### Required work
Check each line of the data below for the word "Contains", then extract the ones that have it.

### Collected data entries
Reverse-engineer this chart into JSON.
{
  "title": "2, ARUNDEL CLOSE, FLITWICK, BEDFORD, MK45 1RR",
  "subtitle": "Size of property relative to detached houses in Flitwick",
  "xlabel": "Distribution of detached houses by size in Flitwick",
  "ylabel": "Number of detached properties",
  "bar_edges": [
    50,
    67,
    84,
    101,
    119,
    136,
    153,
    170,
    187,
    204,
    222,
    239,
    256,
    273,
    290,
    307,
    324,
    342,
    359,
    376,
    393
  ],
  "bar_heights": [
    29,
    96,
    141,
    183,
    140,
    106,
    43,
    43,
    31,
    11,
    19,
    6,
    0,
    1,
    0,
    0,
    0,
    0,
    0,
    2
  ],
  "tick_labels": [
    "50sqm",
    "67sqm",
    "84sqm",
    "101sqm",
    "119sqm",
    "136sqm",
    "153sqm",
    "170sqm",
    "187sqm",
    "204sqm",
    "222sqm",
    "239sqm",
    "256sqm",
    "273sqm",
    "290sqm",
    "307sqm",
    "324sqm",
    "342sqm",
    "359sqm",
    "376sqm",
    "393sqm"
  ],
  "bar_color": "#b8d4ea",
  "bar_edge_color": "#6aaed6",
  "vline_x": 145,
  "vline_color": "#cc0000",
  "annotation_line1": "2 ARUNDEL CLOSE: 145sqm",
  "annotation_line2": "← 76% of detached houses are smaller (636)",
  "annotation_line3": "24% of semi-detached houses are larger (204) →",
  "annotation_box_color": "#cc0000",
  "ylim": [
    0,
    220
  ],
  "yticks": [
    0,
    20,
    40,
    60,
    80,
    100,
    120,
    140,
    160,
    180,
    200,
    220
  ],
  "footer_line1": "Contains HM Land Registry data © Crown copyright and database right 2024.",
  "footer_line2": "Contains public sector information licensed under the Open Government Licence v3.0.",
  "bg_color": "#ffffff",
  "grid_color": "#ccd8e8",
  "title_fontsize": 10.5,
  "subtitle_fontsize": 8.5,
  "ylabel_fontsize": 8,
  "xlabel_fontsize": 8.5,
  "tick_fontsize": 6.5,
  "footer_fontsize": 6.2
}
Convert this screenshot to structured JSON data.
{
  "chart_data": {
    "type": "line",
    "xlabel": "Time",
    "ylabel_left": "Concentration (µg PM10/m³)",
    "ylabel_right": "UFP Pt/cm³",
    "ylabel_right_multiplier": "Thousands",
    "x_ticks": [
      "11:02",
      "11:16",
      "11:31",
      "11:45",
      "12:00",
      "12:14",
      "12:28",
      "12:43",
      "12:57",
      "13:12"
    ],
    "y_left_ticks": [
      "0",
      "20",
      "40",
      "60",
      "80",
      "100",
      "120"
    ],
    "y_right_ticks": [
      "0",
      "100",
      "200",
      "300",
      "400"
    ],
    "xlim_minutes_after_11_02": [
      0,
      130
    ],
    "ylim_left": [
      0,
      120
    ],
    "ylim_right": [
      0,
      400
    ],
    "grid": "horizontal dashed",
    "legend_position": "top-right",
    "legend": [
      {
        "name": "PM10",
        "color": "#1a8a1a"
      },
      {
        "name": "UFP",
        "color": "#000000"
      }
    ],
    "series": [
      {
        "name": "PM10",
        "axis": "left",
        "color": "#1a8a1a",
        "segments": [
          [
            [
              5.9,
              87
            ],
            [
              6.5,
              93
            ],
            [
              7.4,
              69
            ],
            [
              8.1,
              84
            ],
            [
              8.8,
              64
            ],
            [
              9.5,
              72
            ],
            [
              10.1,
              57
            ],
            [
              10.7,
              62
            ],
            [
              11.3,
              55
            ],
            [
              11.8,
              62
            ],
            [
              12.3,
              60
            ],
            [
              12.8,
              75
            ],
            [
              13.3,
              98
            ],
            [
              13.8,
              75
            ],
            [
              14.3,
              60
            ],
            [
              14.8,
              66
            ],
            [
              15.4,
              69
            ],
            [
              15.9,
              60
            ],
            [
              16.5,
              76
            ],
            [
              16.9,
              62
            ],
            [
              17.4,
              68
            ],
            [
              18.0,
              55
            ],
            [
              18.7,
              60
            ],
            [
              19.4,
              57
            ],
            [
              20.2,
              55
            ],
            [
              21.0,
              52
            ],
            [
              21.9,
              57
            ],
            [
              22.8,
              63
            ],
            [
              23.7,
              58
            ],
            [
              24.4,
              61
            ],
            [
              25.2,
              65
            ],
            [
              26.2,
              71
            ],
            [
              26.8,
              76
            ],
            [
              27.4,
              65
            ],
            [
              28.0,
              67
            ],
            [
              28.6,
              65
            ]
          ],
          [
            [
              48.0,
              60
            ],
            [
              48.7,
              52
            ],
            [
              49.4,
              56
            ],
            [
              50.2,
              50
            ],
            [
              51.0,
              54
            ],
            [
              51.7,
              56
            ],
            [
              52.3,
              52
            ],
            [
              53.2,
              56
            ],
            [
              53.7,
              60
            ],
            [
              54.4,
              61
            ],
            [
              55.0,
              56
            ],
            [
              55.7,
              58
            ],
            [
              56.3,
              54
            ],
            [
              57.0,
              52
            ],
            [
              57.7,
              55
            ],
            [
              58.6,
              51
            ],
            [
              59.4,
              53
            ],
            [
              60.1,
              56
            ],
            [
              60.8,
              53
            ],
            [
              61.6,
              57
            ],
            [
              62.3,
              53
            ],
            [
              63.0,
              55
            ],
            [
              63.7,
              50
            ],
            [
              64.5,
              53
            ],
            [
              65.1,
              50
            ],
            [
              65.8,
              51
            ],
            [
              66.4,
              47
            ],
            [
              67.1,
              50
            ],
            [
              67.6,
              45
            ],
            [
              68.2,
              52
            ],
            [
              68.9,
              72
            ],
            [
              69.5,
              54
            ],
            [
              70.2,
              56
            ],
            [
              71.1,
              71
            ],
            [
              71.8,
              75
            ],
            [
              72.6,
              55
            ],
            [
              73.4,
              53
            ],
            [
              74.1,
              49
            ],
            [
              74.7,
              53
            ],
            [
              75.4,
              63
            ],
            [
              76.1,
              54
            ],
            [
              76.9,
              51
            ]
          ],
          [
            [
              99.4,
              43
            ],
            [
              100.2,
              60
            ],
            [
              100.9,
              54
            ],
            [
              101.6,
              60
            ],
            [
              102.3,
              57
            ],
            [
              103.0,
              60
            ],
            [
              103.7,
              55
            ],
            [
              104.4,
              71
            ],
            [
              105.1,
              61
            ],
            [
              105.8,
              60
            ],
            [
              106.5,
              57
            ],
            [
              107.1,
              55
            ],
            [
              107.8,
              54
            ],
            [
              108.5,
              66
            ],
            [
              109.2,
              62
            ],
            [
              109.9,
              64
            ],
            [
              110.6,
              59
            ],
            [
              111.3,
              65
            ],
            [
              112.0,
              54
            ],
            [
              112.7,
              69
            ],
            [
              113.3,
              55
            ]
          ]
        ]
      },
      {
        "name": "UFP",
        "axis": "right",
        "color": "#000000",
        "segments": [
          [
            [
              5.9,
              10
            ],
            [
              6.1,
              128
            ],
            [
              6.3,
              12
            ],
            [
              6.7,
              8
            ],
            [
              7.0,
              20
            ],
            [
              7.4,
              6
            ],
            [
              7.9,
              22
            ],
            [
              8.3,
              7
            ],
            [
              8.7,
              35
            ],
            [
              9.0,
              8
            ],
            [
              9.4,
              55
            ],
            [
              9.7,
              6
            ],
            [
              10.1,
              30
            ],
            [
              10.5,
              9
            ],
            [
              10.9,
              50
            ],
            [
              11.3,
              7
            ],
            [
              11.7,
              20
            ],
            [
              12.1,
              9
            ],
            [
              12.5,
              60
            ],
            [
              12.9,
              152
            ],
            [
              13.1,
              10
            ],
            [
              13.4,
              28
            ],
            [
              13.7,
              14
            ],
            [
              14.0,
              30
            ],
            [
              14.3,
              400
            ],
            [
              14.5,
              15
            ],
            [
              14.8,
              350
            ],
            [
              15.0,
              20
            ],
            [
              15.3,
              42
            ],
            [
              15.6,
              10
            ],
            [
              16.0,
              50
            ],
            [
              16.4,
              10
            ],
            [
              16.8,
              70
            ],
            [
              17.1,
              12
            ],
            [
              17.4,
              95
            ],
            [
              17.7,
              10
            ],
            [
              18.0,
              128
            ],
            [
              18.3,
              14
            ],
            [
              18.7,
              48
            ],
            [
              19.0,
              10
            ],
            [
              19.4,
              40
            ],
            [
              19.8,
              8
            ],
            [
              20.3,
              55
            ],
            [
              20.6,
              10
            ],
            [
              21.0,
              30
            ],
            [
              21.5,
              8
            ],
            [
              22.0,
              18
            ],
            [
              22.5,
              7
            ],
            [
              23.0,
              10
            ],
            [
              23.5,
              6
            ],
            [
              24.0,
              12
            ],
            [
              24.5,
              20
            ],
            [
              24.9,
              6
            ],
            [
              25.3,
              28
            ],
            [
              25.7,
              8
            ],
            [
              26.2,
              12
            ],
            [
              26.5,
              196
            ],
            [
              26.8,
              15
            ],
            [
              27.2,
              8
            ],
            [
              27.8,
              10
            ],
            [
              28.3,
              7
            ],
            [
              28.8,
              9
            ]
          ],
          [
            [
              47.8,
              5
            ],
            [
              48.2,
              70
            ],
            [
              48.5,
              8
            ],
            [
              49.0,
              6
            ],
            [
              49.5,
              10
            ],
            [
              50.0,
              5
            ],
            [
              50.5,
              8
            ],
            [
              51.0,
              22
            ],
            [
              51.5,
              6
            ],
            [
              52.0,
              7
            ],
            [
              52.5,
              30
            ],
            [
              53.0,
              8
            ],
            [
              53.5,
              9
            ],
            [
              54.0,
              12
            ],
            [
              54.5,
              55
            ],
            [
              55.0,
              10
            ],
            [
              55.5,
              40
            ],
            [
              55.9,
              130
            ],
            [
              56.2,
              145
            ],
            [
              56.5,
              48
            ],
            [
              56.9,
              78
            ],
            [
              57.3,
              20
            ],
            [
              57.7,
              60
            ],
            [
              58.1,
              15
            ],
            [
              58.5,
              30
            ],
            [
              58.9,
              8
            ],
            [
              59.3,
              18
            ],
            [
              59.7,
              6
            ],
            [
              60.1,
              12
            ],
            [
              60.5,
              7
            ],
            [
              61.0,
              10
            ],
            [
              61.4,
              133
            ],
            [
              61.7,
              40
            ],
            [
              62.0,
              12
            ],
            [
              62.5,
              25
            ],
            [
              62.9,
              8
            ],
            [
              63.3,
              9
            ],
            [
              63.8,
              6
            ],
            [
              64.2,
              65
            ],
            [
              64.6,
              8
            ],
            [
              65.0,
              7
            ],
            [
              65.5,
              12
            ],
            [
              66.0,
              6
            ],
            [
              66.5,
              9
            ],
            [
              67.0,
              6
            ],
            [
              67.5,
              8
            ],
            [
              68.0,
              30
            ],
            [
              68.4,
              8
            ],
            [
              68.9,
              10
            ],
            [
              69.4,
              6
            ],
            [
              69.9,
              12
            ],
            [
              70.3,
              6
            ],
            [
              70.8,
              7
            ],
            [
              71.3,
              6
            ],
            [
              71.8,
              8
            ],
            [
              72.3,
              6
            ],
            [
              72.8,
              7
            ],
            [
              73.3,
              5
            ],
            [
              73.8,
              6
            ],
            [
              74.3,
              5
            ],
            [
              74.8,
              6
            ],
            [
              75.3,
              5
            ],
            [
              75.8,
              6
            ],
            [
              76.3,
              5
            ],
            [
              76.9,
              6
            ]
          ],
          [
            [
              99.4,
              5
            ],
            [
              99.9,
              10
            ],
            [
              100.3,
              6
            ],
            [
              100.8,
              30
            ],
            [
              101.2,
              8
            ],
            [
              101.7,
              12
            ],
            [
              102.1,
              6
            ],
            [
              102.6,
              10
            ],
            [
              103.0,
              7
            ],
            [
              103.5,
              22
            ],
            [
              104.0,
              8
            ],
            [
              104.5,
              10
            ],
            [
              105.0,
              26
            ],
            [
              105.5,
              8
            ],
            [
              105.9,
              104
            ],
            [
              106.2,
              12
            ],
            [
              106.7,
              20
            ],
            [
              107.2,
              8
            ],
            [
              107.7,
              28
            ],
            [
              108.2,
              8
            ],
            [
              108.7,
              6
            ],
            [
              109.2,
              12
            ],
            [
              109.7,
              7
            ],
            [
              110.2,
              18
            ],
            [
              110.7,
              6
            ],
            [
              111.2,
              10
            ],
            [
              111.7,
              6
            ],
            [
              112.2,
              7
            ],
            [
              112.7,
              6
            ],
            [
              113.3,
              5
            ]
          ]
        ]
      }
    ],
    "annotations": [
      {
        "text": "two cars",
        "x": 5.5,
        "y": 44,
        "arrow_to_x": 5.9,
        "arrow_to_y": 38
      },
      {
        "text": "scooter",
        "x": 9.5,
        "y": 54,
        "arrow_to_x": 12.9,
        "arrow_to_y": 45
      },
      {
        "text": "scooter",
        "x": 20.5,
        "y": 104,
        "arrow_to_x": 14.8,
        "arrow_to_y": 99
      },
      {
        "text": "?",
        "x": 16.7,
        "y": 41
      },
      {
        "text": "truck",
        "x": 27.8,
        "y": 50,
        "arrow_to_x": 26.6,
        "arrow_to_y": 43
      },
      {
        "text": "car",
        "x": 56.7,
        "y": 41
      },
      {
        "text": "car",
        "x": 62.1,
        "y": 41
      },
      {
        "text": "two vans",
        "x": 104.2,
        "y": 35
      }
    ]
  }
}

---

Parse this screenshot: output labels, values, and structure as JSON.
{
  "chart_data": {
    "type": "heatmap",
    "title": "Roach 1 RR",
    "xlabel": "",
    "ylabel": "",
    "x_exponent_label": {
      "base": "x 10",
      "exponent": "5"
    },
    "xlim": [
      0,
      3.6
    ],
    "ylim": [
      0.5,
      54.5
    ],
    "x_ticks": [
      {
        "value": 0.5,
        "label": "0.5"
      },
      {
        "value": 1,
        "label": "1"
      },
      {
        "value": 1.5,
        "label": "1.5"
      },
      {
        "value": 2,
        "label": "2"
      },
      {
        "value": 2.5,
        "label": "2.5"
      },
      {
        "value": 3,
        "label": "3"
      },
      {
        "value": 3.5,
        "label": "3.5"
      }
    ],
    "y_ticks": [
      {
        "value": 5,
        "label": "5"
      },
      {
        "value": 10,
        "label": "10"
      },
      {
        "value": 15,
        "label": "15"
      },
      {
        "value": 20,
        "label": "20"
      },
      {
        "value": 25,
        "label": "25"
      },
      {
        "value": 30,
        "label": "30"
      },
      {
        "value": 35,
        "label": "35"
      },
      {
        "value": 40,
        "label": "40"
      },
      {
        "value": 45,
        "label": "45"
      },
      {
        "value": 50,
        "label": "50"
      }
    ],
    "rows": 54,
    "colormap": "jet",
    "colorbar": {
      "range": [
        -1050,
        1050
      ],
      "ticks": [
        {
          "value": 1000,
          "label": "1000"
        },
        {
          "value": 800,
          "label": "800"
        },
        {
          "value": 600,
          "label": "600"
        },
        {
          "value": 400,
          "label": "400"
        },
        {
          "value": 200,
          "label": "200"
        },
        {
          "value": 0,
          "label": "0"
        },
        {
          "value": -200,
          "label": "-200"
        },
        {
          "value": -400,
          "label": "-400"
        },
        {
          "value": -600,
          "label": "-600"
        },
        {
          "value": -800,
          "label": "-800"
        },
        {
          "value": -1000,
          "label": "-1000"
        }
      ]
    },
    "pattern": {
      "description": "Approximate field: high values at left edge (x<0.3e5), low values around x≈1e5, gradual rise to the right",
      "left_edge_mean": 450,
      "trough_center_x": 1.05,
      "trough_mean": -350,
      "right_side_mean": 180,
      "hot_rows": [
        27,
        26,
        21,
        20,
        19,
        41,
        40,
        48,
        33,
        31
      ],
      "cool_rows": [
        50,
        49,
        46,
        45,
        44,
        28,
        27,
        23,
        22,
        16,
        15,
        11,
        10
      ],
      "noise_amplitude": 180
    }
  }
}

---

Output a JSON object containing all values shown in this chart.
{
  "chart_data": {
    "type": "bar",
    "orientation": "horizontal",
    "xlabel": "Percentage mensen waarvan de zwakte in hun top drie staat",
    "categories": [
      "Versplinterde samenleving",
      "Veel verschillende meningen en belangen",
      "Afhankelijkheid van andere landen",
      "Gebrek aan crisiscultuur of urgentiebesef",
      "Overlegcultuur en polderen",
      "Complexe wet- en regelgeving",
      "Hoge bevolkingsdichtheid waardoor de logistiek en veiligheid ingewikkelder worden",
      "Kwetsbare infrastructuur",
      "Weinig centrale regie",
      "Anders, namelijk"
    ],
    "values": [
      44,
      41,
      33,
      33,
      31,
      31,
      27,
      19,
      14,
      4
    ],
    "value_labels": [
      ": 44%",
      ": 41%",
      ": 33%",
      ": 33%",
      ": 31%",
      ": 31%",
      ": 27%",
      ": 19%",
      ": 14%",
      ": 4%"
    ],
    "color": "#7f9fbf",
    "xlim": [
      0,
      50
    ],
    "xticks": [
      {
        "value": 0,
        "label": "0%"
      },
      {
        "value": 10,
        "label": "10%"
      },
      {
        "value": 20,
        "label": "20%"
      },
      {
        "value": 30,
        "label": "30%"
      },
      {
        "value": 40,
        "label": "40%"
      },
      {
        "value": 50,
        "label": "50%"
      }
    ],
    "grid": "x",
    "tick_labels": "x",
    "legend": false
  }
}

### Written response
  "footer_line1": "Contains HM Land Registry data © Crown copyright and database right 2024.",
  "footer_line2": "Contains public sector information licensed under the Open Government Licence v3.0.",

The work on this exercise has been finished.